Check every line of the material below for the string "Saver", and return the ones that have it.
--- start of SUPPLIED INFORMATION ---
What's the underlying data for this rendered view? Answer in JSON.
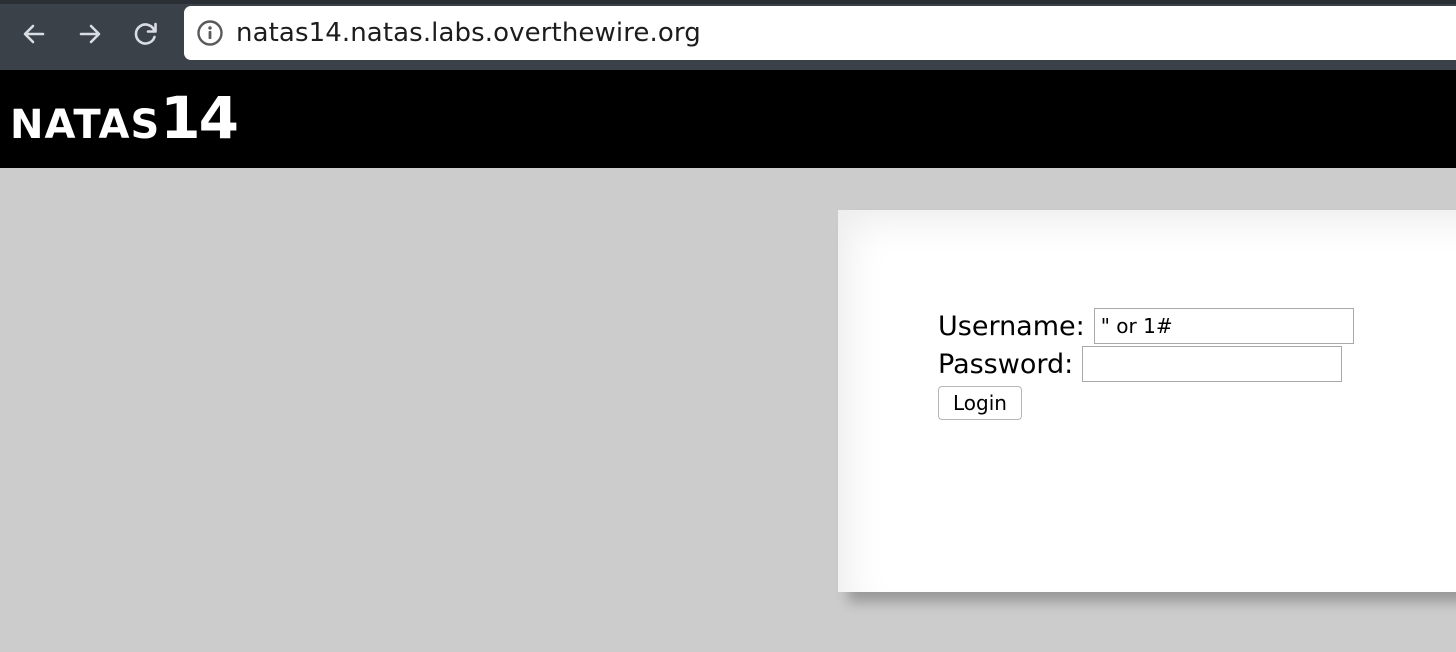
{
  "browser": {
    "url": "natas14.natas.labs.overthewire.org",
    "icons": {
      "back": "back-arrow-icon",
      "forward": "forward-arrow-icon",
      "reload": "reload-icon",
      "info": "info-icon"
    }
  },
  "site": {
    "logo_word": "NATAS",
    "logo_number": "14"
  },
  "form": {
    "username_label": "Username:",
    "username_value": "\" or 1#",
    "password_label": "Password:",
    "password_value": "",
    "login_label": "Login"
  },
  "colors": {
    "chrome": "#3b4149",
    "header": "#000000",
    "background": "#cccccc",
    "card": "#ffffff"
  }
}
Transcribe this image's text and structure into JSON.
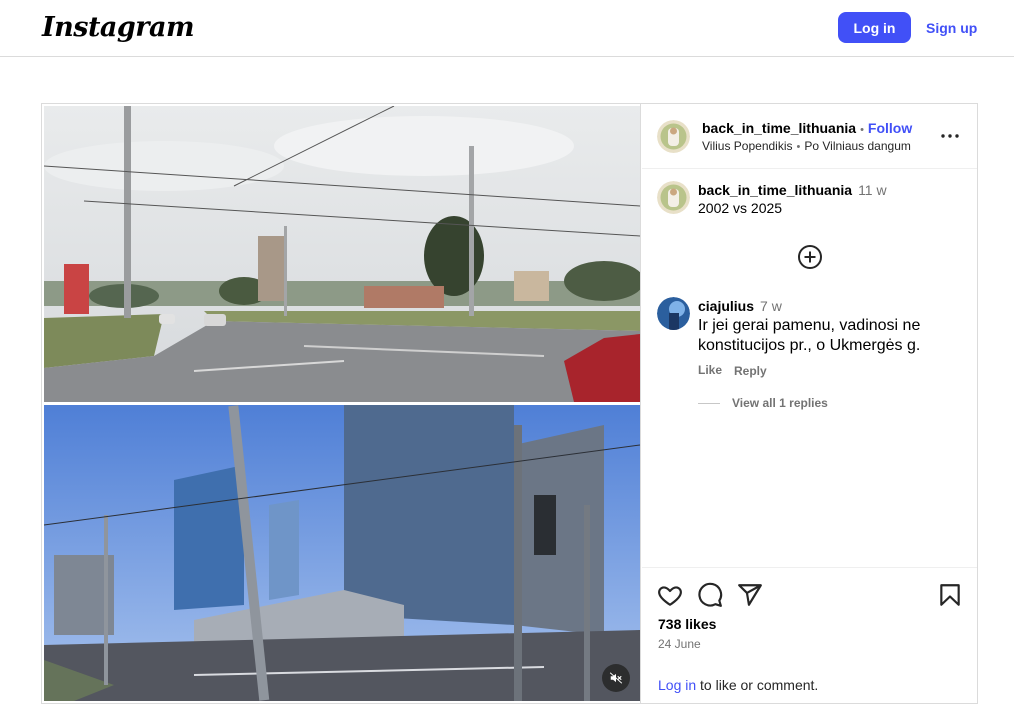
{
  "header": {
    "logo_text": "Instagram",
    "login_label": "Log in",
    "signup_label": "Sign up"
  },
  "post": {
    "author": "back_in_time_lithuania",
    "follow_label": "Follow",
    "audio_artist": "Vilius Popendikis",
    "audio_title": "Po Vilniaus dangum",
    "caption": {
      "author": "back_in_time_lithuania",
      "time": "11 w",
      "text": "2002 vs 2025"
    },
    "comments": [
      {
        "author": "ciajulius",
        "time": "7 w",
        "text": "Ir jei gerai pamenu, vadinosi ne konstitucijos pr., o Ukmergės g.",
        "like_label": "Like",
        "reply_label": "Reply",
        "view_replies_label": "View all 1 replies"
      }
    ],
    "likes": "738 likes",
    "date": "24 June",
    "login_prompt": {
      "link": "Log in",
      "rest": " to like or comment."
    }
  },
  "icons": {
    "more": "more-options-icon",
    "add_comment": "add-circle-icon",
    "like": "heart-icon",
    "comment": "comment-icon",
    "share": "share-icon",
    "save": "bookmark-icon",
    "mute": "muted-speaker-icon"
  },
  "colors": {
    "accent": "#4150f7",
    "muted_text": "#737373",
    "border": "#dbdbdb"
  }
}
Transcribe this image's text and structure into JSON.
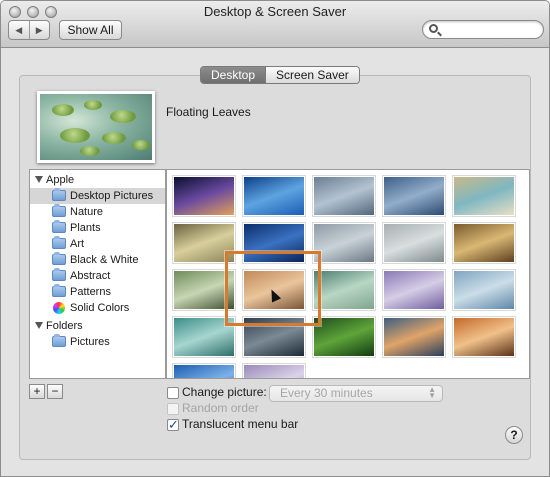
{
  "window": {
    "title": "Desktop & Screen Saver"
  },
  "toolbar": {
    "back_glyph": "◀",
    "forward_glyph": "▶",
    "show_all_label": "Show All",
    "search_placeholder": ""
  },
  "tabs": [
    {
      "label": "Desktop",
      "active": true
    },
    {
      "label": "Screen Saver",
      "active": false
    }
  ],
  "current_picture": {
    "name": "Floating Leaves"
  },
  "sidebar": {
    "apple_label": "Apple",
    "apple_items": [
      {
        "label": "Desktop Pictures",
        "selected": true,
        "icon": "folder-icon"
      },
      {
        "label": "Nature",
        "icon": "folder-icon"
      },
      {
        "label": "Plants",
        "icon": "folder-icon"
      },
      {
        "label": "Art",
        "icon": "folder-icon"
      },
      {
        "label": "Black & White",
        "icon": "folder-icon"
      },
      {
        "label": "Abstract",
        "icon": "folder-icon"
      },
      {
        "label": "Patterns",
        "icon": "folder-icon"
      },
      {
        "label": "Solid Colors",
        "icon": "color-wheel-icon"
      }
    ],
    "folders_label": "Folders",
    "folders_items": [
      {
        "label": "Pictures",
        "icon": "folder-icon"
      }
    ]
  },
  "thumbnails": [
    {
      "name": "galaxy",
      "colors": [
        "#0a1030",
        "#6a4aa0",
        "#e0a05a"
      ]
    },
    {
      "name": "blue-waves",
      "colors": [
        "#0d3f8a",
        "#5ea4e0",
        "#1a5db5"
      ]
    },
    {
      "name": "grey-blue",
      "colors": [
        "#6a7f94",
        "#b4c3d0",
        "#52677c"
      ]
    },
    {
      "name": "blue-grey-wave",
      "colors": [
        "#3e5f86",
        "#93aecb",
        "#2c4b72"
      ]
    },
    {
      "name": "beach",
      "colors": [
        "#c9b889",
        "#7fb7c2",
        "#e8dfc6"
      ]
    },
    {
      "name": "grass-field",
      "colors": [
        "#6c6240",
        "#d8cf9c",
        "#8c8458"
      ]
    },
    {
      "name": "dark-blue",
      "colors": [
        "#0c2d6b",
        "#3a72c2",
        "#0a2458"
      ]
    },
    {
      "name": "fog-lake",
      "colors": [
        "#8e9aa4",
        "#c9d2d8",
        "#6a7884"
      ]
    },
    {
      "name": "misty-trees",
      "colors": [
        "#a7afb2",
        "#d9dede",
        "#7d8a8c"
      ]
    },
    {
      "name": "desert-bird",
      "colors": [
        "#7a5a2e",
        "#d9b874",
        "#5c4020"
      ]
    },
    {
      "name": "elephant",
      "colors": [
        "#6f8b5a",
        "#c7d6b4",
        "#3d4f30"
      ]
    },
    {
      "name": "flamingos",
      "colors": [
        "#c08a5a",
        "#eac59c",
        "#7a5638"
      ]
    },
    {
      "name": "floating-leaves",
      "colors": [
        "#4c7d71",
        "#b8d7c4",
        "#7fa48d"
      ]
    },
    {
      "name": "lavender",
      "colors": [
        "#8a7ab5",
        "#d6cde6",
        "#6f5f9e"
      ]
    },
    {
      "name": "ice-blue",
      "colors": [
        "#7fa5c0",
        "#cbdde8",
        "#5e88a8"
      ]
    },
    {
      "name": "teal",
      "colors": [
        "#3d8d8a",
        "#a7d6cf",
        "#2d6e6c"
      ]
    },
    {
      "name": "dark-water",
      "colors": [
        "#2f3f4f",
        "#7c8a94",
        "#1c2a36"
      ]
    },
    {
      "name": "green-grass",
      "colors": [
        "#1f4d1c",
        "#5ea53a",
        "#123a10"
      ]
    },
    {
      "name": "lake-sunset",
      "colors": [
        "#3d5f80",
        "#e0a469",
        "#2a3e5c"
      ]
    },
    {
      "name": "sunset-island",
      "colors": [
        "#c46a2c",
        "#f0c18a",
        "#5a3018"
      ]
    },
    {
      "name": "blue-swirl",
      "colors": [
        "#1d5db0",
        "#7cb2e8",
        "#154a90"
      ]
    },
    {
      "name": "lavender-swirl",
      "colors": [
        "#9a8ab8",
        "#dcd3ea",
        "#7a6aa0"
      ]
    }
  ],
  "options": {
    "change_picture_label": "Change picture:",
    "change_picture_checked": false,
    "interval_value": "Every 30 minutes",
    "random_order_label": "Random order",
    "random_order_checked": false,
    "translucent_label": "Translucent menu bar",
    "translucent_checked": true
  },
  "footer": {
    "add_label": "+",
    "remove_label": "−",
    "help_label": "?"
  }
}
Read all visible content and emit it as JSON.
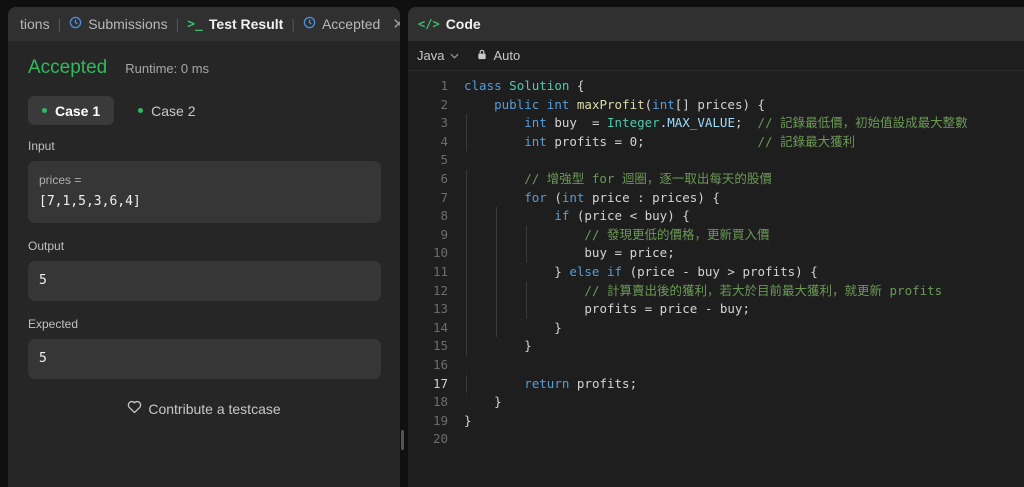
{
  "left_panel": {
    "tabs": [
      {
        "label": "tions"
      },
      {
        "label": "Submissions"
      },
      {
        "label": "Test Result"
      },
      {
        "label": "Accepted"
      }
    ],
    "status": "Accepted",
    "runtime": "Runtime: 0 ms",
    "cases": [
      "Case 1",
      "Case 2"
    ],
    "input_label": "Input",
    "input_var": "prices =",
    "input_value": "[7,1,5,3,6,4]",
    "output_label": "Output",
    "output_value": "5",
    "expected_label": "Expected",
    "expected_value": "5",
    "contribute": "Contribute a testcase"
  },
  "right_panel": {
    "title": "Code",
    "language": "Java",
    "mode": "Auto",
    "current_line": 17,
    "lines": [
      "class Solution {",
      "    public int maxProfit(int[] prices) {",
      "        int buy  = Integer.MAX_VALUE;  // 記錄最低價，初始值設成最大整數",
      "        int profits = 0;               // 記錄最大獲利",
      "",
      "        // 增強型 for 迴圈，逐一取出每天的股價",
      "        for (int price : prices) {",
      "            if (price < buy) {",
      "                // 發現更低的價格，更新買入價",
      "                buy = price;",
      "            } else if (price - buy > profits) {",
      "                // 計算賣出後的獲利，若大於目前最大獲利，就更新 profits",
      "                profits = price - buy;",
      "            }",
      "        }",
      "",
      "        return profits;",
      "    }",
      "}",
      ""
    ]
  },
  "colors": {
    "accepted_green": "#2cbb5d",
    "panel_bg": "#262626",
    "editor_bg": "#1e1e1e"
  }
}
--- end of SUPPLIED INFORMATION ---
## [RESPONSE FOR THIS EXERCISE]
    "title": "Desktop & Screen Saver"
      "label": "Screen Saver",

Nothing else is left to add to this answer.